Consigne
Relevez toutes les personnes nommées dans le texte sur Cheval Indien, avec le rôle que le texte attribue à chacune.

Texte fourni
Indian Horse (2012; trad. Cheval Indien) est le sixième roman de l’auteur ojibwé Richard Wagamese. Se déroulant dans le nord de l’Ontario à la fin des années1950 et au début des années1960, l’histoire raconte la vie de Saul Indian Horse (Saul Cheval Indien, dans la version française), qui fait usage de son talent exceptionnel en hockey sur glace pour tenter d’échapper aux souvenirs de son passage troublant dans un pensionnat indien. Bien qu’il connaisse un certain succès comme hockeyeur, il est incapable de se défaire de son identité d’« Indien» ou de son traumatisme. En 2013, Cheval Indien devient l’un des finalistes du concours Canada Reads de la CBC, lors duquel il remporte le prix du Choix du public.Il est également sélectionné par le programme First Nation Communities Read en 2013-2014 et remporte le prix Burt pour la littérature des Premières Nations, des Inuits et des Métis, décerné par l’Organisation canadienne pour l’éducation au service du développement (CODE). En 2017, une adaptation de Cheval Indien arrive au grand écran. Celle-ci, récipiendaire de plusieurs prix, est écrite par Dennis Foon et réalisée par Stephen S. Campanelli.
Contexte
Cheval Indien est le sixième des sept romans de Richard Wagamese. L’auteur est également à l’origine de cinq ouvrages documentaires et d’un recueil de poésie. Il a aussi travaillé comme journaliste. Richard Wagamese prend plus de temps qu’à l’habitude pour écrire Cheval Indien, soit plus de trois ans et demi, ce qu’il attribue au «bagage émotionnel» du livre. Bien qu’il n’ait pas lui-même fréquenté de pensionnat indien, il a souffert du traumatisme résiduel des générations antérieures: sa mère, ses tantes et ses oncles en sont tous des survivants.

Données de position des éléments

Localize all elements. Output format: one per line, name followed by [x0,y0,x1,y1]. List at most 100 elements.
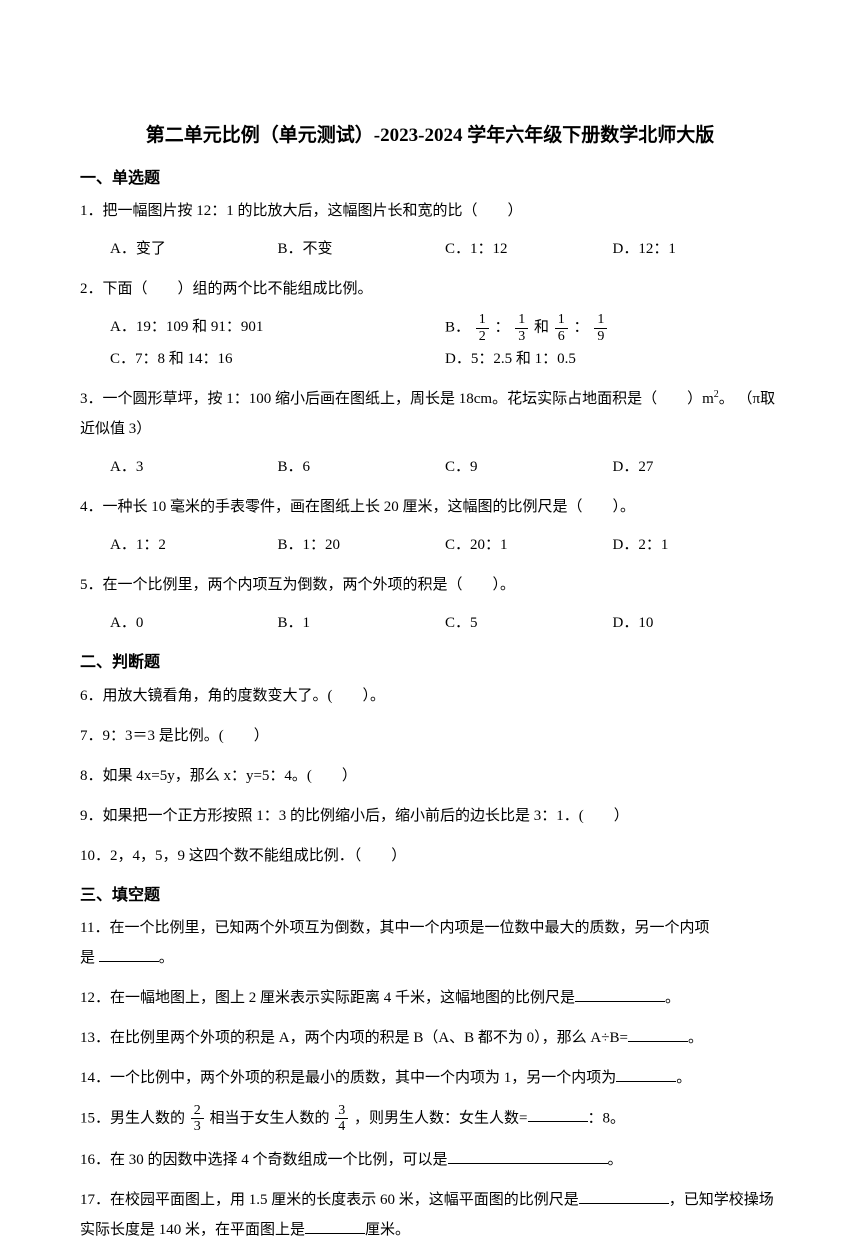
q11c: 。 [159,950,174,966]
q3-options: A．3 B．6 C．9 D．27 [80,452,780,482]
q3-text-main: 3．一个圆形草坪，按 1：100 缩小后画在图纸上，周长是 18cm。花坛实际占… [80,391,714,407]
q4-opt-b: B．1：20 [278,530,446,560]
question-16: 16．在 30 的因数中选择 4 个奇数组成一个比例，可以是。 [80,1145,780,1175]
fraction-3-4: 34 [335,1103,348,1135]
q12b: 。 [665,990,680,1006]
q1-opt-a: A．变了 [110,234,278,264]
q3-opt-b: B．6 [278,452,446,482]
q5-opt-b: B．1 [278,608,446,638]
question-8: 8．如果 4x=5y，那么 x：y=5：4。( ） [80,761,780,791]
q12-text: 12．在一幅地图上，图上 2 厘米表示实际距离 4 千米，这幅地图的比例尺是 。 [80,983,780,1013]
q1-opt-d: D．12：1 [613,234,781,264]
q2b-colon1: ： [495,320,514,336]
fraction-1-2: 12 [476,312,489,344]
question-7: 7．9：3＝3 是比例。( ） [80,721,780,751]
q7-text: 7．9：3＝3 是比例。( ） [80,721,780,751]
q2b-prefix: B． [445,320,470,336]
question-13: 13．在比例里两个外项的积是 A，两个内项的积是 B（A、B 都不为 0），那么… [80,1023,780,1053]
section-1-header: 一、单选题 [80,164,780,194]
q2b-colon2: ： [574,320,593,336]
question-5: 5．在一个比例里，两个内项互为倒数，两个外项的积是（ ）。 A．0 B．1 C．… [80,570,780,638]
fraction-1-6: 16 [555,312,568,344]
question-6: 6．用放大镜看角，角的度数变大了。( ）。 [80,681,780,711]
q11b: 是 [80,950,99,966]
q4-opt-a: A．1：2 [110,530,278,560]
q17c: 实际长度是 140 米，在平面图上是 [80,1222,305,1238]
blank-13 [628,1027,688,1042]
q5-opt-a: A．0 [110,608,278,638]
q17d: 厘米。 [365,1222,410,1238]
q2-opt-b: B． 12 ： 13 和 16 ： 19 [445,312,780,344]
q16-text: 16．在 30 的因数中选择 4 个奇数组成一个比例，可以是。 [80,1145,780,1175]
q14a: 14．一个比例中，两个外项的积是最小的质数，其中一个内项为 1，另一个内项为 [80,1070,616,1086]
blank-14 [616,1067,676,1082]
section-3-header: 三、填空题 [80,881,780,911]
q1-text: 1．把一幅图片按 12：1 的比放大后，这幅图片长和宽的比（ ） [80,196,780,226]
q3-opt-d: D．27 [613,452,781,482]
q15-text: 15．男生人数的 23 相当于女生人数的 34 ，则男生人数：女生人数= ：8。 [80,1103,780,1135]
q5-opt-c: C．5 [445,608,613,638]
q15c: ：8。 [588,1110,626,1126]
question-11: 11．在一个比例里，已知两个外项互为倒数，其中一个内项是一位数中最大的质数，另一… [80,913,780,973]
q12a: 12．在一幅地图上，图上 2 厘米表示实际距离 4 千米，这幅地图的比例尺是 [80,990,575,1006]
q2-text: 2．下面（ ）组的两个比不能组成比例。 [80,274,780,304]
q14-text: 14．一个比例中，两个外项的积是最小的质数，其中一个内项为 1，另一个内项为 。 [80,1063,780,1093]
question-1: 1．把一幅图片按 12：1 的比放大后，这幅图片长和宽的比（ ） A．变了 B．… [80,196,780,264]
q1-options: A．变了 B．不变 C．1：12 D．12：1 [80,234,780,264]
question-10: 10．2，4，5，9 这四个数不能组成比例．（ ） [80,841,780,871]
q8-text: 8．如果 4x=5y，那么 x：y=5：4。( ） [80,761,780,791]
q17a: 17．在校园平面图上，用 1.5 厘米的长度表示 60 米，这幅平面图的比例尺是 [80,1192,579,1208]
q17b: ，已知学校操场 [669,1192,774,1208]
q2b-and: 和 [534,320,553,336]
q10-text: 10．2，4，5，9 这四个数不能组成比例．（ ） [80,841,780,871]
question-4: 4．一种长 10 毫米的手表零件，画在图纸上长 20 厘米，这幅图的比例尺是（ … [80,492,780,560]
blank-11 [99,947,159,962]
q13-text: 13．在比例里两个外项的积是 A，两个内项的积是 B（A、B 都不为 0），那么… [80,1023,780,1053]
q4-text: 4．一种长 10 毫米的手表零件，画在图纸上长 20 厘米，这幅图的比例尺是（ … [80,492,780,522]
q11-text: 11．在一个比例里，已知两个外项互为倒数，其中一个内项是一位数中最大的质数，另一… [80,913,780,973]
q1-opt-b: B．不变 [278,234,446,264]
q13b: 。 [688,1030,703,1046]
q2-opt-c: C．7：8 和 14：16 [110,344,445,374]
blank-17a [579,1189,669,1204]
blank-15 [528,1107,588,1122]
q6-text: 6．用放大镜看角，角的度数变大了。( ）。 [80,681,780,711]
q16b: 。 [608,1152,623,1168]
section-2-header: 二、判断题 [80,648,780,678]
question-3: 3．一个圆形草坪，按 1：100 缩小后画在图纸上，周长是 18cm。花坛实际占… [80,384,780,482]
fraction-1-3: 13 [515,312,528,344]
page-title: 第二单元比例（单元测试）-2023-2024 学年六年级下册数学北师大版 [80,118,780,154]
q3-text: 3．一个圆形草坪，按 1：100 缩小后画在图纸上，周长是 18cm。花坛实际占… [80,384,780,444]
q2-options: A．19：109 和 91：901 B． 12 ： 13 和 16 ： 19 C… [80,312,780,374]
q15mid: 相当于女生人数的 [210,1110,334,1126]
q15b: ，则男生人数：女生人数= [354,1110,527,1126]
q5-text: 5．在一个比例里，两个内项互为倒数，两个外项的积是（ ）。 [80,570,780,600]
blank-17b [305,1219,365,1234]
q9-text: 9．如果把一个正方形按照 1：3 的比例缩小后，缩小前后的边长比是 3：1．( … [80,801,780,831]
q4-opt-c: C．20：1 [445,530,613,560]
question-14: 14．一个比例中，两个外项的积是最小的质数，其中一个内项为 1，另一个内项为 。 [80,1063,780,1093]
q3-opt-a: A．3 [110,452,278,482]
blank-12 [575,987,665,1002]
q14b: 。 [676,1070,691,1086]
question-2: 2．下面（ ）组的两个比不能组成比例。 A．19：109 和 91：901 B．… [80,274,780,374]
q2-opt-d: D．5：2.5 和 1：0.5 [445,344,780,374]
q11a: 11．在一个比例里，已知两个外项互为倒数，其中一个内项是一位数中最大的质数，另一… [80,920,709,936]
blank-16 [448,1149,608,1164]
q5-options: A．0 B．1 C．5 D．10 [80,608,780,638]
question-17: 17．在校园平面图上，用 1.5 厘米的长度表示 60 米，这幅平面图的比例尺是… [80,1185,780,1245]
q1-opt-c: C．1：12 [445,234,613,264]
q4-options: A．1：2 B．1：20 C．20：1 D．2：1 [80,530,780,560]
q5-opt-d: D．10 [613,608,781,638]
q15a: 15．男生人数的 [80,1110,189,1126]
fraction-1-9: 19 [594,312,607,344]
q3-opt-c: C．9 [445,452,613,482]
q17-text: 17．在校园平面图上，用 1.5 厘米的长度表示 60 米，这幅平面图的比例尺是… [80,1185,780,1245]
question-12: 12．在一幅地图上，图上 2 厘米表示实际距离 4 千米，这幅地图的比例尺是 。 [80,983,780,1013]
q2-opt-a: A．19：109 和 91：901 [110,312,445,344]
question-15: 15．男生人数的 23 相当于女生人数的 34 ，则男生人数：女生人数= ：8。 [80,1103,780,1135]
q13a: 13．在比例里两个外项的积是 A，两个内项的积是 B（A、B 都不为 0），那么… [80,1030,628,1046]
question-9: 9．如果把一个正方形按照 1：3 的比例缩小后，缩小前后的边长比是 3：1．( … [80,801,780,831]
q4-opt-d: D．2：1 [613,530,781,560]
fraction-2-3: 23 [191,1103,204,1135]
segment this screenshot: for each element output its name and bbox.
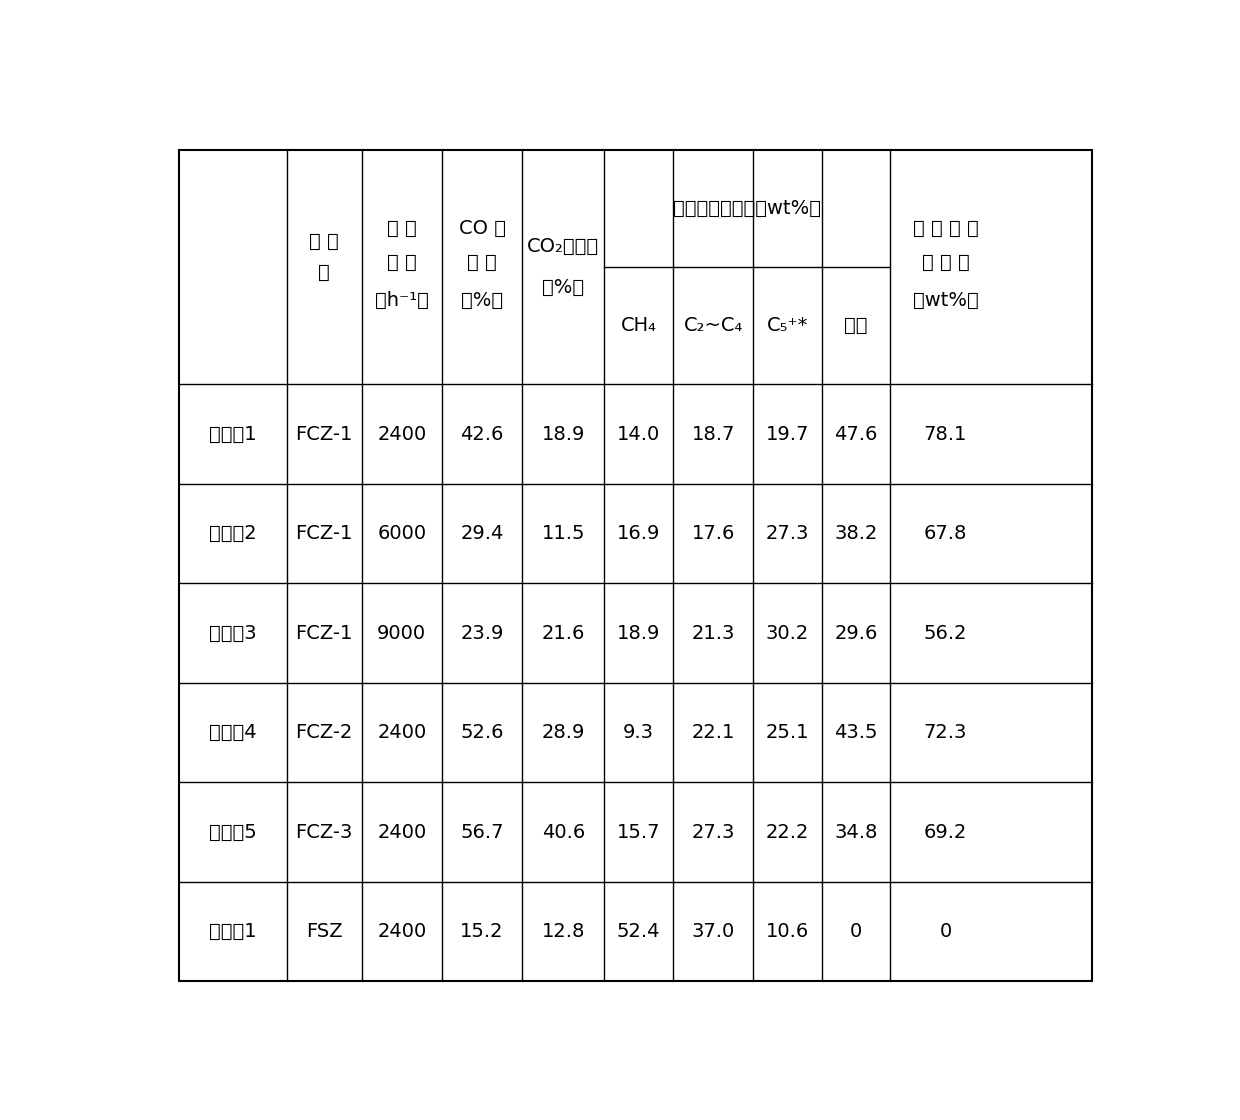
Text: 18.9: 18.9: [618, 624, 661, 643]
Text: 56.2: 56.2: [924, 624, 967, 643]
Text: 烃 含 量: 烃 含 量: [921, 252, 970, 271]
Text: 14.0: 14.0: [618, 424, 661, 444]
Text: 27.3: 27.3: [766, 524, 810, 543]
Text: 换 率: 换 率: [467, 252, 497, 271]
Text: 40.6: 40.6: [542, 822, 585, 841]
Text: 2400: 2400: [377, 424, 427, 444]
Text: FCZ-1: FCZ-1: [295, 624, 353, 643]
Text: 25.1: 25.1: [766, 724, 810, 743]
Text: 67.8: 67.8: [924, 524, 967, 543]
Text: 实施例3: 实施例3: [210, 624, 257, 643]
Text: 6000: 6000: [377, 524, 427, 543]
Text: FCZ-1: FCZ-1: [295, 424, 353, 444]
Text: 23.9: 23.9: [460, 624, 503, 643]
Text: （%）: （%）: [461, 291, 503, 310]
Text: FCZ-1: FCZ-1: [295, 524, 353, 543]
Text: 0: 0: [940, 922, 951, 941]
Text: 78.1: 78.1: [924, 424, 967, 444]
Text: 9000: 9000: [377, 624, 427, 643]
Text: 18.9: 18.9: [542, 424, 585, 444]
Text: 产物烃类选择性（wt%）: 产物烃类选择性（wt%）: [673, 199, 821, 218]
Text: 29.6: 29.6: [835, 624, 878, 643]
Text: CO 转: CO 转: [459, 218, 506, 237]
Text: 16.9: 16.9: [618, 524, 661, 543]
Text: FSZ: FSZ: [306, 922, 342, 941]
Text: 实施例5: 实施例5: [210, 822, 257, 841]
Text: 30.2: 30.2: [766, 624, 810, 643]
Text: 9.3: 9.3: [624, 724, 655, 743]
Text: 芳烃: 芳烃: [844, 316, 868, 335]
Text: 15.7: 15.7: [618, 822, 661, 841]
Text: 2400: 2400: [377, 724, 427, 743]
Text: C₂~C₄: C₂~C₄: [683, 316, 743, 335]
Text: 28.9: 28.9: [542, 724, 585, 743]
Text: 对比例1: 对比例1: [210, 922, 257, 941]
Text: 催 化: 催 化: [309, 232, 339, 251]
Text: 2400: 2400: [377, 922, 427, 941]
Text: FCZ-3: FCZ-3: [295, 822, 353, 841]
Text: 52.6: 52.6: [460, 724, 503, 743]
Text: 油 相 中 芳: 油 相 中 芳: [913, 218, 978, 237]
Text: 17.6: 17.6: [692, 524, 735, 543]
Text: 47.6: 47.6: [835, 424, 878, 444]
Text: 11.5: 11.5: [542, 524, 585, 543]
Text: 剂: 剂: [319, 263, 330, 282]
Text: 43.5: 43.5: [835, 724, 878, 743]
Text: 空 速: 空 速: [387, 252, 417, 271]
Text: 72.3: 72.3: [924, 724, 967, 743]
Text: 19.7: 19.7: [766, 424, 810, 444]
Text: 实施例4: 实施例4: [210, 724, 257, 743]
Text: 12.8: 12.8: [542, 922, 585, 941]
Text: （%）: （%）: [542, 279, 584, 297]
Text: 56.7: 56.7: [460, 822, 503, 841]
Text: 34.8: 34.8: [835, 822, 878, 841]
Text: 15.2: 15.2: [460, 922, 503, 941]
Text: 21.3: 21.3: [692, 624, 735, 643]
Text: CH₄: CH₄: [621, 316, 657, 335]
Text: 2400: 2400: [377, 822, 427, 841]
Text: （h⁻¹）: （h⁻¹）: [374, 291, 429, 310]
Text: CO₂选择性: CO₂选择性: [527, 237, 599, 256]
Text: 实施例1: 实施例1: [210, 424, 257, 444]
Text: 37.0: 37.0: [692, 922, 735, 941]
Text: 27.3: 27.3: [692, 822, 735, 841]
Text: 实施例2: 实施例2: [210, 524, 257, 543]
Text: 38.2: 38.2: [835, 524, 878, 543]
Text: 反 应: 反 应: [387, 218, 417, 237]
Text: 18.7: 18.7: [692, 424, 735, 444]
Text: （wt%）: （wt%）: [913, 291, 978, 310]
Text: 29.4: 29.4: [460, 524, 503, 543]
Text: 0: 0: [849, 922, 862, 941]
Text: 69.2: 69.2: [924, 822, 967, 841]
Text: FCZ-2: FCZ-2: [295, 724, 353, 743]
Text: 10.6: 10.6: [766, 922, 810, 941]
Text: 21.6: 21.6: [542, 624, 585, 643]
Text: 42.6: 42.6: [460, 424, 503, 444]
Text: 22.1: 22.1: [692, 724, 735, 743]
Text: C₅⁺*: C₅⁺*: [766, 316, 808, 335]
Text: 22.2: 22.2: [766, 822, 810, 841]
Text: 52.4: 52.4: [618, 922, 661, 941]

Réponse
- Richard Wagamese : auteur ojibwé du roman
- Saul Indian Horse (Saul Cheval Indien dans la version française) : personnage dont le roman raconte la vie
- Dennis Foon : auteur de l'adaptation cinématographique de 2017
- Stephen S. Campanelli : réalisateur de cette adaptation